* BEGIN MATERIAL *

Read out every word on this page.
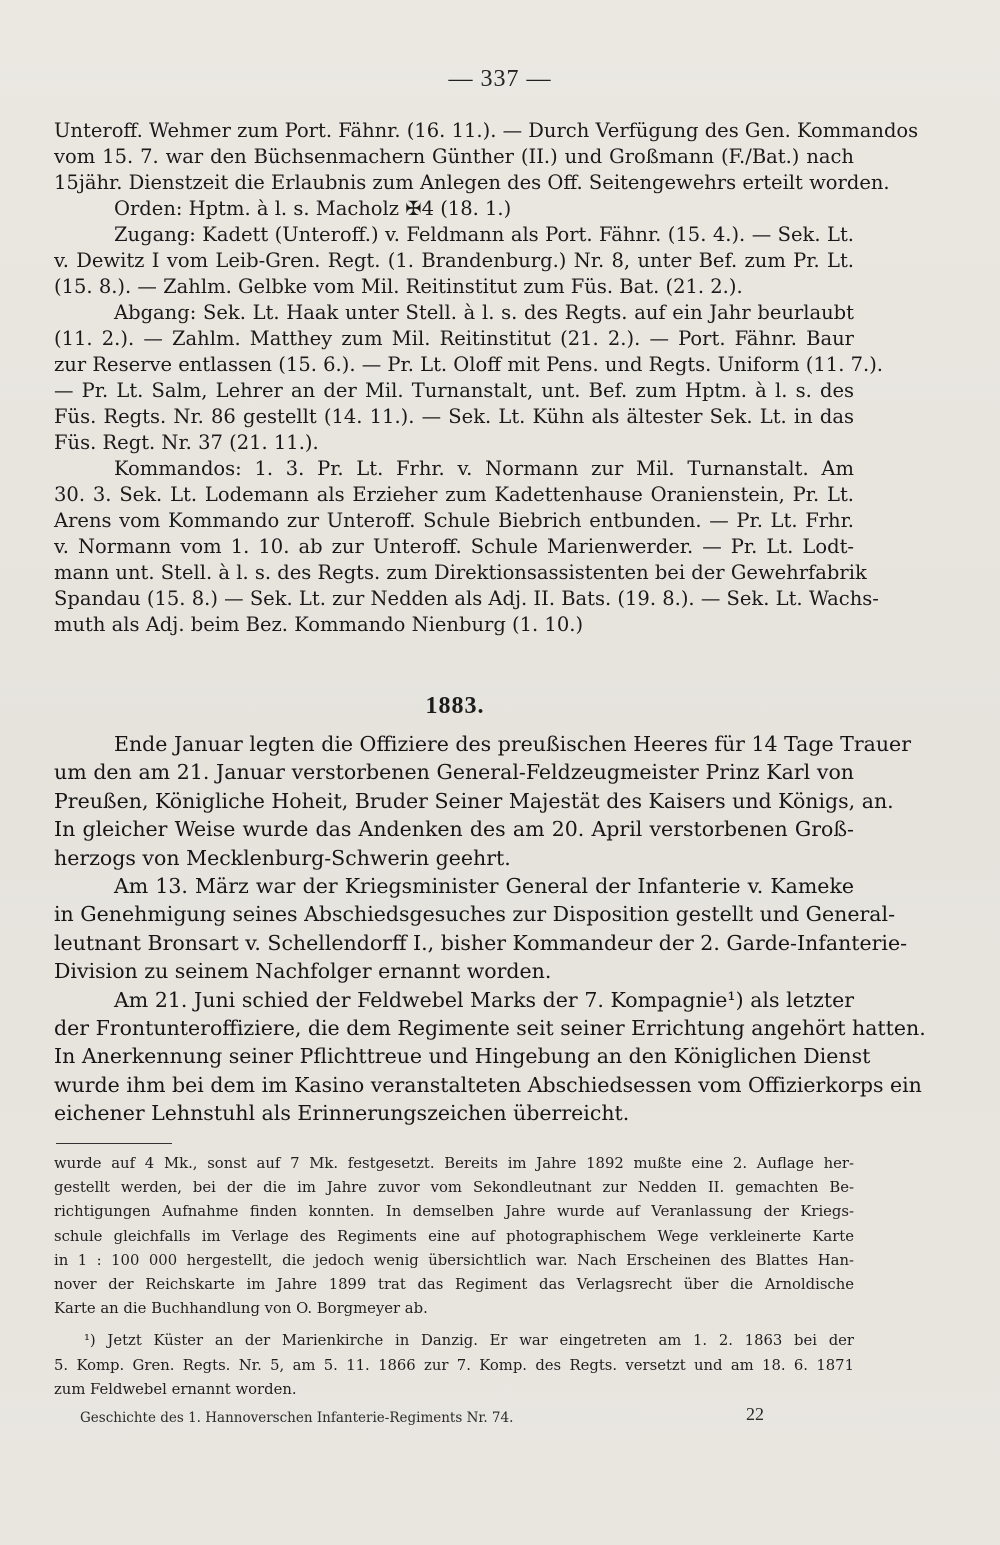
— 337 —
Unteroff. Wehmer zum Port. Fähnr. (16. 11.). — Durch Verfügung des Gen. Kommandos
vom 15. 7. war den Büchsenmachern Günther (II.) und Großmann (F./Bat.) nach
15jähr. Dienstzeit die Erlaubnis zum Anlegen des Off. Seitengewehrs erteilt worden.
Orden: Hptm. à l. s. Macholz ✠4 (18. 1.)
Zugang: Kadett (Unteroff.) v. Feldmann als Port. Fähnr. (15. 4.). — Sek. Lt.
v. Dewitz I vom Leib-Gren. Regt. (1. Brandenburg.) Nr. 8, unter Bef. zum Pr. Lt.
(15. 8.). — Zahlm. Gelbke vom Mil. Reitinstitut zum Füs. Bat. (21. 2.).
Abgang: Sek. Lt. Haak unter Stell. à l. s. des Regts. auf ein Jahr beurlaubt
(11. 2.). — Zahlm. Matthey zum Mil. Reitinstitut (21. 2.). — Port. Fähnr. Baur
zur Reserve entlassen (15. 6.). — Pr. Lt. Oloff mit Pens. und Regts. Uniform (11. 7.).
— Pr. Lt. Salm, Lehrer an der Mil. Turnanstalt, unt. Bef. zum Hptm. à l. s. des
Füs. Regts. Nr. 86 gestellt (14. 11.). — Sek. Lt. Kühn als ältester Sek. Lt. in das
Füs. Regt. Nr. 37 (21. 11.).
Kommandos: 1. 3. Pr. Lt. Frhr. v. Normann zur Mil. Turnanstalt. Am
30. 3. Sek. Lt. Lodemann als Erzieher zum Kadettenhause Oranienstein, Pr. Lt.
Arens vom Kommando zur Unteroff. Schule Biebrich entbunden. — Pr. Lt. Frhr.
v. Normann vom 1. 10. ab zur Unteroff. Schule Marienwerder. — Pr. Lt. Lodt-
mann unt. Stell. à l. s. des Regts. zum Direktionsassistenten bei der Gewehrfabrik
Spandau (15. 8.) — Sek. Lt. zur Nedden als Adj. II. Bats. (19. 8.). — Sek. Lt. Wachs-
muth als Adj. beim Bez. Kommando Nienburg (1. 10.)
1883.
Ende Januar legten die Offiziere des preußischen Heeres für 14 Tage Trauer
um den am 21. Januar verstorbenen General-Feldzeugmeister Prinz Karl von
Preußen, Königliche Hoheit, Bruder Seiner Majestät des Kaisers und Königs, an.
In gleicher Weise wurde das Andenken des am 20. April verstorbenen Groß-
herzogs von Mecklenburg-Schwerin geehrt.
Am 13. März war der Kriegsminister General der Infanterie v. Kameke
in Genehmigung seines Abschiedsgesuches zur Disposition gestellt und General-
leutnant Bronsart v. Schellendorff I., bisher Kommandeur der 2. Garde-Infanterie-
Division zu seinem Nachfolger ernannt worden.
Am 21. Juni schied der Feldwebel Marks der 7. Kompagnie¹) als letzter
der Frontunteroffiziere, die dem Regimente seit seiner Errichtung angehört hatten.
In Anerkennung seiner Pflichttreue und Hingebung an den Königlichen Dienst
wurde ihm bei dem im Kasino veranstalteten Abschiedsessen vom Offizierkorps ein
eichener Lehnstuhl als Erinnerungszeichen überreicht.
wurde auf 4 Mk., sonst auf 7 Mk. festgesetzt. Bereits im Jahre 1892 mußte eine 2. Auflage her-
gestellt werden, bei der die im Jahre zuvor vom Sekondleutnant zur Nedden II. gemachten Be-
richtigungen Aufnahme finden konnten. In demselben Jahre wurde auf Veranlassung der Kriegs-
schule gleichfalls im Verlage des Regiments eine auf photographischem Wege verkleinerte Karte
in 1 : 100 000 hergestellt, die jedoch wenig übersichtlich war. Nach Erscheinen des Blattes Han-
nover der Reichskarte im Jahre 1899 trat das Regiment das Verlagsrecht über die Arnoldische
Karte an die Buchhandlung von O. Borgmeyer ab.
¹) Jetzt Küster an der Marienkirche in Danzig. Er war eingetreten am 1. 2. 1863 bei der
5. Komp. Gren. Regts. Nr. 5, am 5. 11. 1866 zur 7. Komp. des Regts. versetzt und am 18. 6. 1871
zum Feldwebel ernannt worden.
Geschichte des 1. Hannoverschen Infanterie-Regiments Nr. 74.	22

* END MATERIAL *

EXERCISE: Strip out the pictures and quote the remaining data word for word.

EXERCISE RESPONSE:
Read out every word on this page.
— 337 —
Unteroff. Wehmer zum Port. Fähnr. (16. 11.). — Durch Verfügung des Gen. Kommandos
vom 15. 7. war den Büchsenmachern Günther (II.) und Großmann (F./Bat.) nach
15jähr. Dienstzeit die Erlaubnis zum Anlegen des Off. Seitengewehrs erteilt worden.
Orden: Hptm. à l. s. Macholz ✠4 (18. 1.)
Zugang: Kadett (Unteroff.) v. Feldmann als Port. Fähnr. (15. 4.). — Sek. Lt.
v. Dewitz I vom Leib-Gren. Regt. (1. Brandenburg.) Nr. 8, unter Bef. zum Pr. Lt.
(15. 8.). — Zahlm. Gelbke vom Mil. Reitinstitut zum Füs. Bat. (21. 2.).
Abgang: Sek. Lt. Haak unter Stell. à l. s. des Regts. auf ein Jahr beurlaubt
(11. 2.). — Zahlm. Matthey zum Mil. Reitinstitut (21. 2.). — Port. Fähnr. Baur
zur Reserve entlassen (15. 6.). — Pr. Lt. Oloff mit Pens. und Regts. Uniform (11. 7.).
— Pr. Lt. Salm, Lehrer an der Mil. Turnanstalt, unt. Bef. zum Hptm. à l. s. des
Füs. Regts. Nr. 86 gestellt (14. 11.). — Sek. Lt. Kühn als ältester Sek. Lt. in das
Füs. Regt. Nr. 37 (21. 11.).
Kommandos: 1. 3. Pr. Lt. Frhr. v. Normann zur Mil. Turnanstalt. Am
30. 3. Sek. Lt. Lodemann als Erzieher zum Kadettenhause Oranienstein, Pr. Lt.
Arens vom Kommando zur Unteroff. Schule Biebrich entbunden. — Pr. Lt. Frhr.
v. Normann vom 1. 10. ab zur Unteroff. Schule Marienwerder. — Pr. Lt. Lodt-
mann unt. Stell. à l. s. des Regts. zum Direktionsassistenten bei der Gewehrfabrik
Spandau (15. 8.) — Sek. Lt. zur Nedden als Adj. II. Bats. (19. 8.). — Sek. Lt. Wachs-
muth als Adj. beim Bez. Kommando Nienburg (1. 10.)
1883.
Ende Januar legten die Offiziere des preußischen Heeres für 14 Tage Trauer
um den am 21. Januar verstorbenen General-Feldzeugmeister Prinz Karl von
Preußen, Königliche Hoheit, Bruder Seiner Majestät des Kaisers und Königs, an.
In gleicher Weise wurde das Andenken des am 20. April verstorbenen Groß-
herzogs von Mecklenburg-Schwerin geehrt.
Am 13. März war der Kriegsminister General der Infanterie v. Kameke
in Genehmigung seines Abschiedsgesuches zur Disposition gestellt und General-
leutnant Bronsart v. Schellendorff I., bisher Kommandeur der 2. Garde-Infanterie-
Division zu seinem Nachfolger ernannt worden.
Am 21. Juni schied der Feldwebel Marks der 7. Kompagnie¹) als letzter
der Frontunteroffiziere, die dem Regimente seit seiner Errichtung angehört hatten.
In Anerkennung seiner Pflichttreue und Hingebung an den Königlichen Dienst
wurde ihm bei dem im Kasino veranstalteten Abschiedsessen vom Offizierkorps ein
eichener Lehnstuhl als Erinnerungszeichen überreicht.
wurde auf 4 Mk., sonst auf 7 Mk. festgesetzt. Bereits im Jahre 1892 mußte eine 2. Auflage her-
gestellt werden, bei der die im Jahre zuvor vom Sekondleutnant zur Nedden II. gemachten Be-
richtigungen Aufnahme finden konnten. In demselben Jahre wurde auf Veranlassung der Kriegs-
schule gleichfalls im Verlage des Regiments eine auf photographischem Wege verkleinerte Karte
in 1 : 100 000 hergestellt, die jedoch wenig übersichtlich war. Nach Erscheinen des Blattes Han-
nover der Reichskarte im Jahre 1899 trat das Regiment das Verlagsrecht über die Arnoldische
Karte an die Buchhandlung von O. Borgmeyer ab.
¹) Jetzt Küster an der Marienkirche in Danzig. Er war eingetreten am 1. 2. 1863 bei der
5. Komp. Gren. Regts. Nr. 5, am 5. 11. 1866 zur 7. Komp. des Regts. versetzt und am 18. 6. 1871
zum Feldwebel ernannt worden.
Geschichte des 1. Hannoverschen Infanterie-Regiments Nr. 74.	22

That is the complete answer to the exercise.